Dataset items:
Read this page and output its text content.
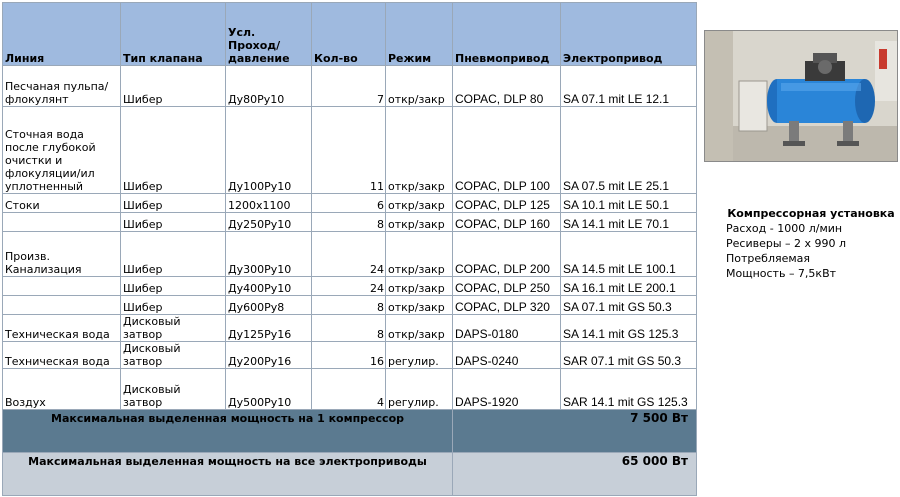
Линия	Тип клапана	Усл. Проход/давление	Кол-во	Режим	Пневмопривод	Электропривод
Песчаная пульпа/флокулянт	Шибер	Ду80Ру10	7	откр/закр	COPAC, DLP 80	SA 07.1 mit LE 12.1
Сточная вода после глубокой очистки и флокуляции/ил уплотненный	Шибер	Ду100Ру10	11	откр/закр	COPAC, DLP 100	SA 07.5 mit LE 25.1
Стоки	Шибер	1200x1100	6	откр/закр	COPAC, DLP 125	SA 10.1 mit LE 50.1
	Шибер	Ду250Ру10	8	откр/закр	COPAC, DLP 160	SA 14.1 mit LE 70.1
Произв. Канализация	Шибер	Ду300Ру10	24	откр/закр	COPAC, DLP 200	SA 14.5 mit LE 100.1
	Шибер	Ду400Ру10	24	откр/закр	COPAC, DLP 250	SA 16.1 mit LE 200.1
	Шибер	Ду600Ру8	8	откр/закр	COPAC, DLP 320	SA 07.1 mit GS 50.3
Техническая вода	Дисковый затвор	Ду125Ру16	8	откр/закр	DAPS-0180	SA 14.1 mit GS 125.3
Техническая вода	Дисковый затвор	Ду200Ру16	16	регулир.	DAPS-0240	SAR 07.1 mit GS 50.3
Воздух	Дисковый затвор	Ду500Ру10	4	регулир.	DAPS-1920	SAR 14.1 mit GS 125.3
Максимальная выделенная мощность на 1 компрессор					7 500 Вт	
Максимальная выделенная мощность на все электроприводы					65 000 Вт	
Компрессорная установка
Расход - 1000 л/мин
Ресиверы – 2 х 990 л
Потребляемая
Мощность – 7,5кВт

* PROBLEM TO WORK ON: The data above needs to be retyped exactly, with the images left out.

* RIGHT ANSWER:
Read this page and output its text content.
Линия	Тип клапана	Усл. Проход/давление	Кол-во	Режим	Пневмопривод	Электропривод
Песчаная пульпа/флокулянт	Шибер	Ду80Ру10	7	откр/закр	COPAC, DLP 80	SA 07.1 mit LE 12.1
Сточная вода после глубокой очистки и флокуляции/ил уплотненный	Шибер	Ду100Ру10	11	откр/закр	COPAC, DLP 100	SA 07.5 mit LE 25.1
Стоки	Шибер	1200x1100	6	откр/закр	COPAC, DLP 125	SA 10.1 mit LE 50.1
	Шибер	Ду250Ру10	8	откр/закр	COPAC, DLP 160	SA 14.1 mit LE 70.1
Произв. Канализация	Шибер	Ду300Ру10	24	откр/закр	COPAC, DLP 200	SA 14.5 mit LE 100.1
	Шибер	Ду400Ру10	24	откр/закр	COPAC, DLP 250	SA 16.1 mit LE 200.1
	Шибер	Ду600Ру8	8	откр/закр	COPAC, DLP 320	SA 07.1 mit GS 50.3
Техническая вода	Дисковый затвор	Ду125Ру16	8	откр/закр	DAPS-0180	SA 14.1 mit GS 125.3
Техническая вода	Дисковый затвор	Ду200Ру16	16	регулир.	DAPS-0240	SAR 07.1 mit GS 50.3
Воздух	Дисковый затвор	Ду500Ру10	4	регулир.	DAPS-1920	SAR 14.1 mit GS 125.3
Максимальная выделенная мощность на 1 компрессор					7 500 Вт	
Максимальная выделенная мощность на все электроприводы					65 000 Вт	
Компрессорная установка
Расход - 1000 л/мин
Ресиверы – 2 х 990 л
Потребляемая
Мощность – 7,5кВт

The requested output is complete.